### DATASET RECORDS
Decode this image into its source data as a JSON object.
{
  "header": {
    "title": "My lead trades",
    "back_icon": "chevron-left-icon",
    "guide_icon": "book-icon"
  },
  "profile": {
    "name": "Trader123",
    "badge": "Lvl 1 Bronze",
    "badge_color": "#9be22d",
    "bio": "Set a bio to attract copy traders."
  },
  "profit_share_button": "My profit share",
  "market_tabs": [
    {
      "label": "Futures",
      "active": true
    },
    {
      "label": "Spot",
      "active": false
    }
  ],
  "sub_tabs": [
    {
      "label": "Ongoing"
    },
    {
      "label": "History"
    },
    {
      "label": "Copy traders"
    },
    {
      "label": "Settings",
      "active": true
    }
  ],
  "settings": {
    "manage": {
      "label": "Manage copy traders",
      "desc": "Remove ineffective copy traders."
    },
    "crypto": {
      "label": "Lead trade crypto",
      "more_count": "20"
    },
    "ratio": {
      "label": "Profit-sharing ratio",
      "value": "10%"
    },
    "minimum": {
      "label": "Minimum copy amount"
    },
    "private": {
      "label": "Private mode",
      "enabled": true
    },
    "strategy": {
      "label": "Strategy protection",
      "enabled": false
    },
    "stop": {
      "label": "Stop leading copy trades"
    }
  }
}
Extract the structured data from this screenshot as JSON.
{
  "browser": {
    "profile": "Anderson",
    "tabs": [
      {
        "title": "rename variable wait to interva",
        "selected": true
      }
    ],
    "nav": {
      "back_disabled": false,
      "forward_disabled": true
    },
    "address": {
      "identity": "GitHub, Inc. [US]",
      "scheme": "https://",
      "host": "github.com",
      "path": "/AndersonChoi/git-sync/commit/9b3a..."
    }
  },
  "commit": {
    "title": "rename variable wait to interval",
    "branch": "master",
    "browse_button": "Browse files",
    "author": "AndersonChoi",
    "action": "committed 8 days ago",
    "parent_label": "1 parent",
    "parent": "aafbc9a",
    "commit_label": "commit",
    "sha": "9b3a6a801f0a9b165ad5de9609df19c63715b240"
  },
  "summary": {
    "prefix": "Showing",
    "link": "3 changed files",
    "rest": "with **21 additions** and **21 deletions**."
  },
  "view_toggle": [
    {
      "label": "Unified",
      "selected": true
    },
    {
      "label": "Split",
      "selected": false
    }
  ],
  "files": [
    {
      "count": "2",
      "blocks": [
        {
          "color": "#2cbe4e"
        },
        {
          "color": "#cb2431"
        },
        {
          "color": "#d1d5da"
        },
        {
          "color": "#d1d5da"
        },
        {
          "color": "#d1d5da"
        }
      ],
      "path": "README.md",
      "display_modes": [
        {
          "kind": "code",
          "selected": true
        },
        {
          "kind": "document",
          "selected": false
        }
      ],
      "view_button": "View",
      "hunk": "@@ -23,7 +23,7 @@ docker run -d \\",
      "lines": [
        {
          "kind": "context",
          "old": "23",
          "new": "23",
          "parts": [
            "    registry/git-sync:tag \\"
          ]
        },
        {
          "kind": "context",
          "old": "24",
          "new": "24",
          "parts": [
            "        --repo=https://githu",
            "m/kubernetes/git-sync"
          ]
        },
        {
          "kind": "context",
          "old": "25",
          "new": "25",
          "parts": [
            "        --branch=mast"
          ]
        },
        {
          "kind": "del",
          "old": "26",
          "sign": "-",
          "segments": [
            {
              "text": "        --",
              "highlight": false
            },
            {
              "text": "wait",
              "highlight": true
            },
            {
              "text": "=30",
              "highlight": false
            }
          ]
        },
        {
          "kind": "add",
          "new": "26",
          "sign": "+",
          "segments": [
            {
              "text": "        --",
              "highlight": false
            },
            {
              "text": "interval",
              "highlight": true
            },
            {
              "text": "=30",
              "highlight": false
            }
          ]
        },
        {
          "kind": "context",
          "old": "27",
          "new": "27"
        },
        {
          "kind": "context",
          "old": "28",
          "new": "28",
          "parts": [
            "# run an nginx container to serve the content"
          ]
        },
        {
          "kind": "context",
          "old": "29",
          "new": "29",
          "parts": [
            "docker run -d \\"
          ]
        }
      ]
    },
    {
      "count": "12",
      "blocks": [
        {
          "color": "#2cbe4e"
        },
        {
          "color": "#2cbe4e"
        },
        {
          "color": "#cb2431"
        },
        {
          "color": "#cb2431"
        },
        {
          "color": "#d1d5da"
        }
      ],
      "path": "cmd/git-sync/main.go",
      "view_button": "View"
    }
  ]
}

### SHORT PROBLEM
Print every record exactly as it was given.

### OUTPUT FOR THIS TASK
Decode this image into its source data as a JSON object.
{
  "header": {
    "title": "My lead trades",
    "back_icon": "chevron-left-icon",
    "guide_icon": "book-icon"
  },
  "profile": {
    "name": "Trader123",
    "badge": "Lvl 1 Bronze",
    "badge_color": "#9be22d",
    "bio": "Set a bio to attract copy traders."
  },
  "profit_share_button": "My profit share",
  "market_tabs": [
    {
      "label": "Futures",
      "active": true
    },
    {
      "label": "Spot",
      "active": false
    }
  ],
  "sub_tabs": [
    {
      "label": "Ongoing"
    },
    {
      "label": "History"
    },
    {
      "label": "Copy traders"
    },
    {
      "label": "Settings",
      "active": true
    }
  ],
  "settings": {
    "manage": {
      "label": "Manage copy traders",
      "desc": "Remove ineffective copy traders."
    },
    "crypto": {
      "label": "Lead trade crypto",
      "more_count": "20"
    },
    "ratio": {
      "label": "Profit-sharing ratio",
      "value": "10%"
    },
    "minimum": {
      "label": "Minimum copy amount"
    },
    "private": {
      "label": "Private mode",
      "enabled": true
    },
    "strategy": {
      "label": "Strategy protection",
      "enabled": false
    },
    "stop": {
      "label": "Stop leading copy trades"
    }
  }
}
Extract the structured data from this screenshot as JSON.
{
  "browser": {
    "profile": "Anderson",
    "tabs": [
      {
        "title": "rename variable wait to interva",
        "selected": true
      }
    ],
    "nav": {
      "back_disabled": false,
      "forward_disabled": true
    },
    "address": {
      "identity": "GitHub, Inc. [US]",
      "scheme": "https://",
      "host": "github.com",
      "path": "/AndersonChoi/git-sync/commit/9b3a..."
    }
  },
  "commit": {
    "title": "rename variable wait to interval",
    "branch": "master",
    "browse_button": "Browse files",
    "author": "AndersonChoi",
    "action": "committed 8 days ago",
    "parent_label": "1 parent",
    "parent": "aafbc9a",
    "commit_label": "commit",
    "sha": "9b3a6a801f0a9b165ad5de9609df19c63715b240"
  },
  "summary": {
    "prefix": "Showing",
    "link": "3 changed files",
    "rest": "with **21 additions** and **21 deletions**."
  },
  "view_toggle": [
    {
      "label": "Unified",
      "selected": true
    },
    {
      "label": "Split",
      "selected": false
    }
  ],
  "files": [
    {
      "count": "2",
      "blocks": [
        {
          "color": "#2cbe4e"
        },
        {
          "color": "#cb2431"
        },
        {
          "color": "#d1d5da"
        },
        {
          "color": "#d1d5da"
        },
        {
          "color": "#d1d5da"
        }
      ],
      "path": "README.md",
      "display_modes": [
        {
          "kind": "code",
          "selected": true
        },
        {
          "kind": "document",
          "selected": false
        }
      ],
      "view_button": "View",
      "hunk": "@@ -23,7 +23,7 @@ docker run -d \\",
      "lines": [
        {
          "kind": "context",
          "old": "23",
          "new": "23",
          "parts": [
            "    registry/git-sync:tag \\"
          ]
        },
        {
          "kind": "context",
          "old": "24",
          "new": "24",
          "parts": [
            "        --repo=https://githu",
            "m/kubernetes/git-sync"
          ]
        },
        {
          "kind": "context",
          "old": "25",
          "new": "25",
          "parts": [
            "        --branch=mast"
          ]
        },
        {
          "kind": "del",
          "old": "26",
          "sign": "-",
          "segments": [
            {
              "text": "        --",
              "highlight": false
            },
            {
              "text": "wait",
              "highlight": true
            },
            {
              "text": "=30",
              "highlight": false
            }
          ]
        },
        {
          "kind": "add",
          "new": "26",
          "sign": "+",
          "segments": [
            {
              "text": "        --",
              "highlight": false
            },
            {
              "text": "interval",
              "highlight": true
            },
            {
              "text": "=30",
              "highlight": false
            }
          ]
        },
        {
          "kind": "context",
          "old": "27",
          "new": "27"
        },
        {
          "kind": "context",
          "old": "28",
          "new": "28",
          "parts": [
            "# run an nginx container to serve the content"
          ]
        },
        {
          "kind": "context",
          "old": "29",
          "new": "29",
          "parts": [
            "docker run -d \\"
          ]
        }
      ]
    },
    {
      "count": "12",
      "blocks": [
        {
          "color": "#2cbe4e"
        },
        {
          "color": "#2cbe4e"
        },
        {
          "color": "#cb2431"
        },
        {
          "color": "#cb2431"
        },
        {
          "color": "#d1d5da"
        }
      ],
      "path": "cmd/git-sync/main.go",
      "view_button": "View"
    }
  ]
}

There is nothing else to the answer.